>>>
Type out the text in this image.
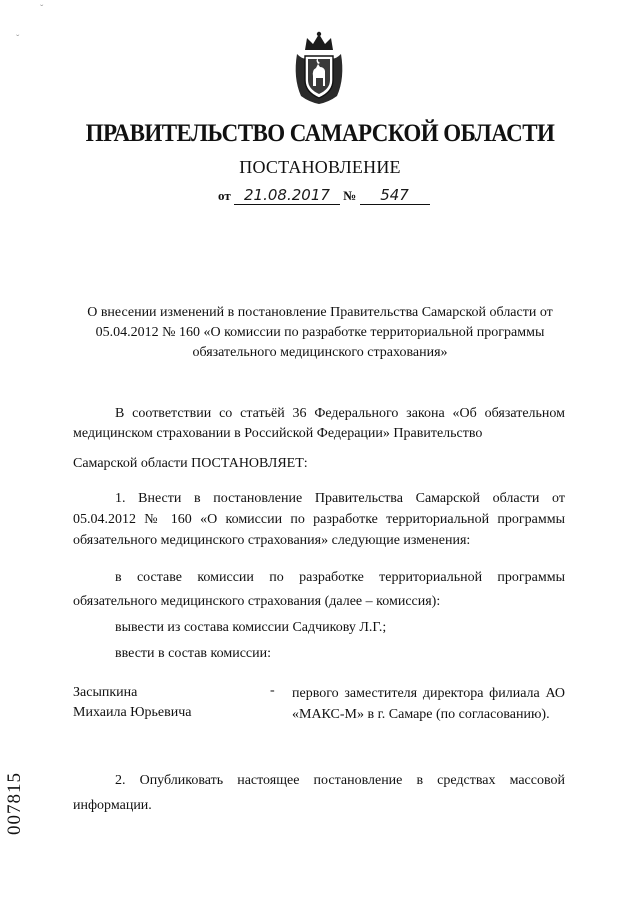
ˇ
ˇ
ПРАВИТЕЛЬСТВО САМАРСКОЙ ОБЛАСТИ
ПОСТАНОВЛЕНИЕ
от 21.08.2017 № 547
О внесении изменений в постановление Правительства Самарской области от 05.04.2012 № 160 «О комиссии по разработке территориальной программы обязательного медицинского страхования»
В соответствии со статьёй 36 Федерального закона «Об обязательном медицинском страховании в Российской Федерации» Правительство
Самарской области ПОСТАНОВЛЯЕТ:
1. Внести в постановление Правительства Самарской области от 05.04.2012 № 160 «О комиссии по разработке территориальной программы обязательного медицинского страхования» следующие изменения:
в составе комиссии по разработке территориальной программы обязательного медицинского страхования (далее – комиссия):
вывести из состава комиссии Садчикову Л.Г.;
ввести в состав комиссии:
Засыпкина
Михаила Юрьевича
- первого заместителя директора филиала АО «МАКС-М» в г. Самаре (по согласованию).
2. Опубликовать настоящее постановление в средствах массовой информации.
007815
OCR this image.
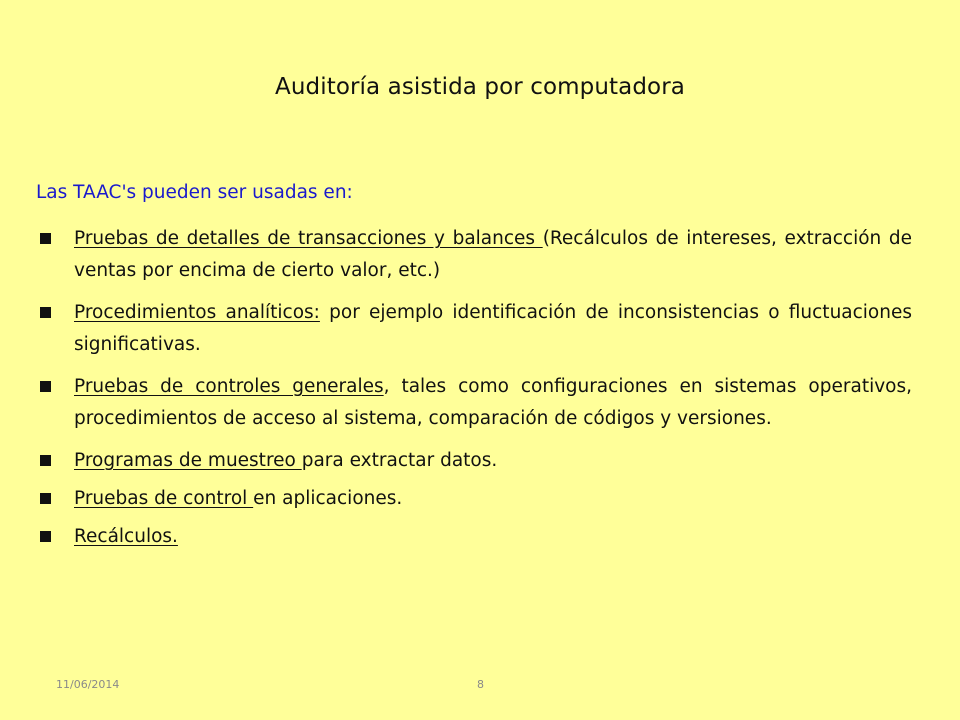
Auditoría asistida por computadora
Las TAAC's pueden ser usadas en:
Pruebas de detalles de transacciones y balances (Recálculos de intereses, extracción de ventas por encima de cierto valor, etc.)
Procedimientos analíticos: por ejemplo identificación de inconsistencias o fluctuaciones significativas.
Pruebas de controles generales, tales como configuraciones en sistemas operativos, procedimientos de acceso al sistema, comparación de códigos y versiones.
Programas de muestreo para extractar datos.
Pruebas de control en aplicaciones.
Recálculos.
11/06/2014	8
<<<
## [Problem details]
Leave out the pictures, and give all the records again exactly.

## [Solution for this exercise]
Type out the text in this image.
ˇ
ˇ
ПРАВИТЕЛЬСТВО САМАРСКОЙ ОБЛАСТИ
ПОСТАНОВЛЕНИЕ
от 21.08.2017 № 547
О внесении изменений в постановление Правительства Самарской области от 05.04.2012 № 160 «О комиссии по разработке территориальной программы обязательного медицинского страхования»
В соответствии со статьёй 36 Федерального закона «Об обязательном медицинском страховании в Российской Федерации» Правительство
Самарской области ПОСТАНОВЛЯЕТ:
1. Внести в постановление Правительства Самарской области от 05.04.2012 № 160 «О комиссии по разработке территориальной программы обязательного медицинского страхования» следующие изменения:
в составе комиссии по разработке территориальной программы обязательного медицинского страхования (далее – комиссия):
вывести из состава комиссии Садчикову Л.Г.;
ввести в состав комиссии:
Засыпкина
Михаила Юрьевича
- первого заместителя директора филиала АО «МАКС-М» в г. Самаре (по согласованию).
2. Опубликовать настоящее постановление в средствах массовой информации.
007815
OCR this image.
Auditoría asistida por computadora
Las TAAC's pueden ser usadas en:
Pruebas de detalles de transacciones y balances (Recálculos de intereses, extracción de ventas por encima de cierto valor, etc.)
Procedimientos analíticos: por ejemplo identificación de inconsistencias o fluctuaciones significativas.
Pruebas de controles generales, tales como configuraciones en sistemas operativos, procedimientos de acceso al sistema, comparación de códigos y versiones.
Programas de muestreo para extractar datos.
Pruebas de control en aplicaciones.
Recálculos.
11/06/2014	8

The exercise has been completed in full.